(Dataset records)
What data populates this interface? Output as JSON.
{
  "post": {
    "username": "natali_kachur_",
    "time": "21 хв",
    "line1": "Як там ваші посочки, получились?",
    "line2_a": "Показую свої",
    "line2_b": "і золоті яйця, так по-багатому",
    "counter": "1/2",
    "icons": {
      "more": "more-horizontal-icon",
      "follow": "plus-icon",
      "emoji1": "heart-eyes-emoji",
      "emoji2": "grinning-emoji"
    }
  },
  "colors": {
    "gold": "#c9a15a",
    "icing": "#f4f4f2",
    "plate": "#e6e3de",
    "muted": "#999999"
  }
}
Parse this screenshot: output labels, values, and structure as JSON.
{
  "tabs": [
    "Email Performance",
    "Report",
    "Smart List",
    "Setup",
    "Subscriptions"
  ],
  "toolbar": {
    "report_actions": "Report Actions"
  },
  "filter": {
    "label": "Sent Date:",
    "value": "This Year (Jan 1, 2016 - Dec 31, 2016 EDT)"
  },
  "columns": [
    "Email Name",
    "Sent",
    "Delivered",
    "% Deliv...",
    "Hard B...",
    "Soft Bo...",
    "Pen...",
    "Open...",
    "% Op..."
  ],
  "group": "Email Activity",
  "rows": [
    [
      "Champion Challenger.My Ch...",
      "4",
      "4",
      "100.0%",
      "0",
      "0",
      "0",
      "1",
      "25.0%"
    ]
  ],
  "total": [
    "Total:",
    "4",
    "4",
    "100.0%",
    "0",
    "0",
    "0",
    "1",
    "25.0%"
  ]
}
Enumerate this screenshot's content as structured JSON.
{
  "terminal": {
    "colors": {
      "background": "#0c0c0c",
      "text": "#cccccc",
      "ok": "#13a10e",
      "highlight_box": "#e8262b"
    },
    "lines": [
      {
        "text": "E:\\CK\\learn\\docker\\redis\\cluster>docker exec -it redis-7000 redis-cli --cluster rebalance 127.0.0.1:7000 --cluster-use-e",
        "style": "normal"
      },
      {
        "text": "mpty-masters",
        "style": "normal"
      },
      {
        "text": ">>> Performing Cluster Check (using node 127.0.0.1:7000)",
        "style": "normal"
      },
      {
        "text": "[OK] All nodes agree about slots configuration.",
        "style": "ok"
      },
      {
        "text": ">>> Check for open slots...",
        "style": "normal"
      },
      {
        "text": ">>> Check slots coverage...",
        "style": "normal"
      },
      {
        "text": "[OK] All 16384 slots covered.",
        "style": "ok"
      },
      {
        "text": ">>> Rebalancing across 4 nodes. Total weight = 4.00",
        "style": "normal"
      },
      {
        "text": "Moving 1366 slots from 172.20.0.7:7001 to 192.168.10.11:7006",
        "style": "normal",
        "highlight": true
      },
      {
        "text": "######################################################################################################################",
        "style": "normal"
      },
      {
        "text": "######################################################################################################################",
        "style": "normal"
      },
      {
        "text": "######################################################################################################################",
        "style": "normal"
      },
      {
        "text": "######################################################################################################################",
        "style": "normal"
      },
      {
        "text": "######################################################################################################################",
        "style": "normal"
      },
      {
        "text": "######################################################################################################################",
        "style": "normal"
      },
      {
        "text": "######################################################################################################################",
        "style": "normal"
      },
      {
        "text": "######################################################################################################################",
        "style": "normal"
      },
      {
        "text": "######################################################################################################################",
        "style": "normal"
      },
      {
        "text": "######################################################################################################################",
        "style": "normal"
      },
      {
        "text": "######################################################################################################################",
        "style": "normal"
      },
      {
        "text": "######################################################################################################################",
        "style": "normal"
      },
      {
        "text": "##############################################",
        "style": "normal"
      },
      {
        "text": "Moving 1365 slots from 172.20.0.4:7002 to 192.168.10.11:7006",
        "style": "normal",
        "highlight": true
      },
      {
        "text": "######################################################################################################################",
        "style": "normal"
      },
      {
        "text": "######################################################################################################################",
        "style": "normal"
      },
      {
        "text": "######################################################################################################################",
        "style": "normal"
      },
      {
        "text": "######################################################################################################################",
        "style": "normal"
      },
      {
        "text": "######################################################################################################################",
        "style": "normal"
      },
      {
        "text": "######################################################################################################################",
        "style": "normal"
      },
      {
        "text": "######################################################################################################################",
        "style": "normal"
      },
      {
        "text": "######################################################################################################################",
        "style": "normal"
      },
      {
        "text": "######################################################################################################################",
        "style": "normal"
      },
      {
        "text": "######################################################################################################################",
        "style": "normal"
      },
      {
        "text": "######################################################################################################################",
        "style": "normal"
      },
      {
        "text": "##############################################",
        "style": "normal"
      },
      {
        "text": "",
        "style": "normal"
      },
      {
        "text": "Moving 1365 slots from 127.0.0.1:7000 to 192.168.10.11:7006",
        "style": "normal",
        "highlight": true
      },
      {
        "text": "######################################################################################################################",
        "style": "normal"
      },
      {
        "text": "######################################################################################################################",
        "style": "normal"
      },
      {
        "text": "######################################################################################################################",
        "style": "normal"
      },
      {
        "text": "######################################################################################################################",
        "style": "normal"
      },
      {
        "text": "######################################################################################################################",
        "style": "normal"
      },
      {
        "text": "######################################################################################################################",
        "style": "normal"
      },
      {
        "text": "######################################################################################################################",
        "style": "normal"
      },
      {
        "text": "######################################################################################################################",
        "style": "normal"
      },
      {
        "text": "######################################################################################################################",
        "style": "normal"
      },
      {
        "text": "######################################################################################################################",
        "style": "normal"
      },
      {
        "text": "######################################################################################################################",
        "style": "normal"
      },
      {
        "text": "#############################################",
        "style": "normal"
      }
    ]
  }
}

### What the task asks
Copy each line of the data above without altering a single character.

### Response
What data populates this interface? Output as JSON.
{
  "post": {
    "username": "natali_kachur_",
    "time": "21 хв",
    "line1": "Як там ваші посочки, получились?",
    "line2_a": "Показую свої",
    "line2_b": "і золоті яйця, так по-багатому",
    "counter": "1/2",
    "icons": {
      "more": "more-horizontal-icon",
      "follow": "plus-icon",
      "emoji1": "heart-eyes-emoji",
      "emoji2": "grinning-emoji"
    }
  },
  "colors": {
    "gold": "#c9a15a",
    "icing": "#f4f4f2",
    "plate": "#e6e3de",
    "muted": "#999999"
  }
}
Parse this screenshot: output labels, values, and structure as JSON.
{
  "tabs": [
    "Email Performance",
    "Report",
    "Smart List",
    "Setup",
    "Subscriptions"
  ],
  "toolbar": {
    "report_actions": "Report Actions"
  },
  "filter": {
    "label": "Sent Date:",
    "value": "This Year (Jan 1, 2016 - Dec 31, 2016 EDT)"
  },
  "columns": [
    "Email Name",
    "Sent",
    "Delivered",
    "% Deliv...",
    "Hard B...",
    "Soft Bo...",
    "Pen...",
    "Open...",
    "% Op..."
  ],
  "group": "Email Activity",
  "rows": [
    [
      "Champion Challenger.My Ch...",
      "4",
      "4",
      "100.0%",
      "0",
      "0",
      "0",
      "1",
      "25.0%"
    ]
  ],
  "total": [
    "Total:",
    "4",
    "4",
    "100.0%",
    "0",
    "0",
    "0",
    "1",
    "25.0%"
  ]
}
Enumerate this screenshot's content as structured JSON.
{
  "terminal": {
    "colors": {
      "background": "#0c0c0c",
      "text": "#cccccc",
      "ok": "#13a10e",
      "highlight_box": "#e8262b"
    },
    "lines": [
      {
        "text": "E:\\CK\\learn\\docker\\redis\\cluster>docker exec -it redis-7000 redis-cli --cluster rebalance 127.0.0.1:7000 --cluster-use-e",
        "style": "normal"
      },
      {
        "text": "mpty-masters",
        "style": "normal"
      },
      {
        "text": ">>> Performing Cluster Check (using node 127.0.0.1:7000)",
        "style": "normal"
      },
      {
        "text": "[OK] All nodes agree about slots configuration.",
        "style": "ok"
      },
      {
        "text": ">>> Check for open slots...",
        "style": "normal"
      },
      {
        "text": ">>> Check slots coverage...",
        "style": "normal"
      },
      {
        "text": "[OK] All 16384 slots covered.",
        "style": "ok"
      },
      {
        "text": ">>> Rebalancing across 4 nodes. Total weight = 4.00",
        "style": "normal"
      },
      {
        "text": "Moving 1366 slots from 172.20.0.7:7001 to 192.168.10.11:7006",
        "style": "normal",
        "highlight": true
      },
      {
        "text": "######################################################################################################################",
        "style": "normal"
      },
      {
        "text": "######################################################################################################################",
        "style": "normal"
      },
      {
        "text": "######################################################################################################################",
        "style": "normal"
      },
      {
        "text": "######################################################################################################################",
        "style": "normal"
      },
      {
        "text": "######################################################################################################################",
        "style": "normal"
      },
      {
        "text": "######################################################################################################################",
        "style": "normal"
      },
      {
        "text": "######################################################################################################################",
        "style": "normal"
      },
      {
        "text": "######################################################################################################################",
        "style": "normal"
      },
      {
        "text": "######################################################################################################################",
        "style": "normal"
      },
      {
        "text": "######################################################################################################################",
        "style": "normal"
      },
      {
        "text": "######################################################################################################################",
        "style": "normal"
      },
      {
        "text": "######################################################################################################################",
        "style": "normal"
      },
      {
        "text": "##############################################",
        "style": "normal"
      },
      {
        "text": "Moving 1365 slots from 172.20.0.4:7002 to 192.168.10.11:7006",
        "style": "normal",
        "highlight": true
      },
      {
        "text": "######################################################################################################################",
        "style": "normal"
      },
      {
        "text": "######################################################################################################################",
        "style": "normal"
      },
      {
        "text": "######################################################################################################################",
        "style": "normal"
      },
      {
        "text": "######################################################################################################################",
        "style": "normal"
      },
      {
        "text": "######################################################################################################################",
        "style": "normal"
      },
      {
        "text": "######################################################################################################################",
        "style": "normal"
      },
      {
        "text": "######################################################################################################################",
        "style": "normal"
      },
      {
        "text": "######################################################################################################################",
        "style": "normal"
      },
      {
        "text": "######################################################################################################################",
        "style": "normal"
      },
      {
        "text": "######################################################################################################################",
        "style": "normal"
      },
      {
        "text": "######################################################################################################################",
        "style": "normal"
      },
      {
        "text": "##############################################",
        "style": "normal"
      },
      {
        "text": "",
        "style": "normal"
      },
      {
        "text": "Moving 1365 slots from 127.0.0.1:7000 to 192.168.10.11:7006",
        "style": "normal",
        "highlight": true
      },
      {
        "text": "######################################################################################################################",
        "style": "normal"
      },
      {
        "text": "######################################################################################################################",
        "style": "normal"
      },
      {
        "text": "######################################################################################################################",
        "style": "normal"
      },
      {
        "text": "######################################################################################################################",
        "style": "normal"
      },
      {
        "text": "######################################################################################################################",
        "style": "normal"
      },
      {
        "text": "######################################################################################################################",
        "style": "normal"
      },
      {
        "text": "######################################################################################################################",
        "style": "normal"
      },
      {
        "text": "######################################################################################################################",
        "style": "normal"
      },
      {
        "text": "######################################################################################################################",
        "style": "normal"
      },
      {
        "text": "######################################################################################################################",
        "style": "normal"
      },
      {
        "text": "######################################################################################################################",
        "style": "normal"
      },
      {
        "text": "#############################################",
        "style": "normal"
      }
    ]
  }
}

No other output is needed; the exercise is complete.